* YOUR TASK: Each line that holds the word "marker" is to be identified and copied.

Dataset records
---*---

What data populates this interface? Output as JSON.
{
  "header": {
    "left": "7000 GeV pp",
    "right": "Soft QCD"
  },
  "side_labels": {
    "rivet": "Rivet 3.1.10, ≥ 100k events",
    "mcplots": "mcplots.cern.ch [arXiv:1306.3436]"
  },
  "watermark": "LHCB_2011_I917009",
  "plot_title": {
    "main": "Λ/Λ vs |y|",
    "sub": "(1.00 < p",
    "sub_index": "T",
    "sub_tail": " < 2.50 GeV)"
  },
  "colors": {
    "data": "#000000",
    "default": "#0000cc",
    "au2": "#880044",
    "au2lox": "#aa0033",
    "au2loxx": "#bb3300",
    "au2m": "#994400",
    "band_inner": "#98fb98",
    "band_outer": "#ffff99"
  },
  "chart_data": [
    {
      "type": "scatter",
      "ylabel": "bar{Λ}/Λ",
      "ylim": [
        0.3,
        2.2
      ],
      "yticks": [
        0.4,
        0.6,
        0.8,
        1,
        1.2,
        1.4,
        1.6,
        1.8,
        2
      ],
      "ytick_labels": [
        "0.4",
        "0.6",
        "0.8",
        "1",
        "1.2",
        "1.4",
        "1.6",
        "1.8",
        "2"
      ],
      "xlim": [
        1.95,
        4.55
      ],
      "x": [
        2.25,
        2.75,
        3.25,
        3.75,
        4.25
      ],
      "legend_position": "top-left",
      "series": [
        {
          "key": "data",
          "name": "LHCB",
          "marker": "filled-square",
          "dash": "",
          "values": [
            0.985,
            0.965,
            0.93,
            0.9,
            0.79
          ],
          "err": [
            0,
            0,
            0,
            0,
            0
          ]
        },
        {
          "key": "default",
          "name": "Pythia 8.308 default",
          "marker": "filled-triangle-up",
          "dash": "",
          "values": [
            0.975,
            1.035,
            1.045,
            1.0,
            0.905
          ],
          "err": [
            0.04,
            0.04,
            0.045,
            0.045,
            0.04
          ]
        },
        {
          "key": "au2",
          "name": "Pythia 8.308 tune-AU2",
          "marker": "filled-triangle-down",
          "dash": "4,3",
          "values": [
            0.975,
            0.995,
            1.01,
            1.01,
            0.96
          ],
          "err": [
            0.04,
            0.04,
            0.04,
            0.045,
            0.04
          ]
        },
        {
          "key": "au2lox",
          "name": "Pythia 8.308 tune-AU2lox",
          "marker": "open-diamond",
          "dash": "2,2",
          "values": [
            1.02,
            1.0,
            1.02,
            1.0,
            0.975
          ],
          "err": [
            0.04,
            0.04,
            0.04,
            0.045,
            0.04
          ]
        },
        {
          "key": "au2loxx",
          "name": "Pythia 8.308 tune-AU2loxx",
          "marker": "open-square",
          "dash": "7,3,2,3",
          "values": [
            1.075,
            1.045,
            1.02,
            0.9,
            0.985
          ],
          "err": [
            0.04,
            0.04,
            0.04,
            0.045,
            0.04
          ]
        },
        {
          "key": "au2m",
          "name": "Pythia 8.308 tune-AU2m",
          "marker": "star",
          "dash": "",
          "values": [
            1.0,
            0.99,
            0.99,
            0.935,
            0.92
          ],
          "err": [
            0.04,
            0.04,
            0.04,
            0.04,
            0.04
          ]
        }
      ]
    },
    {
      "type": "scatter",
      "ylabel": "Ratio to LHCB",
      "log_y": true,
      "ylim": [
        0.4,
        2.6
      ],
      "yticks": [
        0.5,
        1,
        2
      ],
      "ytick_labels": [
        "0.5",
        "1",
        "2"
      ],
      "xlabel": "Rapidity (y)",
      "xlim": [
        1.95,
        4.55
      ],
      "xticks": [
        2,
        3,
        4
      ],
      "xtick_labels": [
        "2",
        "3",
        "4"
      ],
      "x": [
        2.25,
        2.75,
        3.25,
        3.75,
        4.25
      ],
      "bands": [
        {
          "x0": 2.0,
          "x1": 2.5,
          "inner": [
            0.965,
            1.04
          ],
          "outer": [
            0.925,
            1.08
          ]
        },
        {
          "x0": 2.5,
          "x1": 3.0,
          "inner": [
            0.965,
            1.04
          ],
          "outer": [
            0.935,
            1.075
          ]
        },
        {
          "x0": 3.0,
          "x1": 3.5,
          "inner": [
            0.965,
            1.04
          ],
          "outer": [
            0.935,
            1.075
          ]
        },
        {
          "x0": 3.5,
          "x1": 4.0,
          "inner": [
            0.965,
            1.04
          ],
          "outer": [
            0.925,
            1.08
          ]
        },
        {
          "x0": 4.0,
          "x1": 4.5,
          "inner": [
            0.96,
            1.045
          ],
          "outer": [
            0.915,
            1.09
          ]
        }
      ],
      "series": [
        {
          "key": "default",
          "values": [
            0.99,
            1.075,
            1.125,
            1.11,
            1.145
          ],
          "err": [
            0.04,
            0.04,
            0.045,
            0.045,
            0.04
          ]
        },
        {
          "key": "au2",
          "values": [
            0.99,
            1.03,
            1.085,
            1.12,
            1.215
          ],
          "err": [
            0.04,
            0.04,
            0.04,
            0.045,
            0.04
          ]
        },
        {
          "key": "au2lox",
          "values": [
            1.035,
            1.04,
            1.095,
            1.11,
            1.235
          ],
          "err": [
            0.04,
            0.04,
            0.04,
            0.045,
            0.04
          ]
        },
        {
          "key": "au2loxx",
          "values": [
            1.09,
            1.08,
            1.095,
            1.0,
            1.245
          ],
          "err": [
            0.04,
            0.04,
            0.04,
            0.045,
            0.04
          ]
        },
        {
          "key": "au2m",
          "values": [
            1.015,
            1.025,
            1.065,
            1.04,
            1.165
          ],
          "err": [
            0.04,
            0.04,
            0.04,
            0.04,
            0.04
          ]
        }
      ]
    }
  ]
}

---*---

* COMPLETED EXERCISE:
          "marker": "filled-square",
          "marker": "filled-triangle-up",
          "marker": "filled-triangle-down",
          "marker": "open-diamond",
          "marker": "open-square",
          "marker": "star",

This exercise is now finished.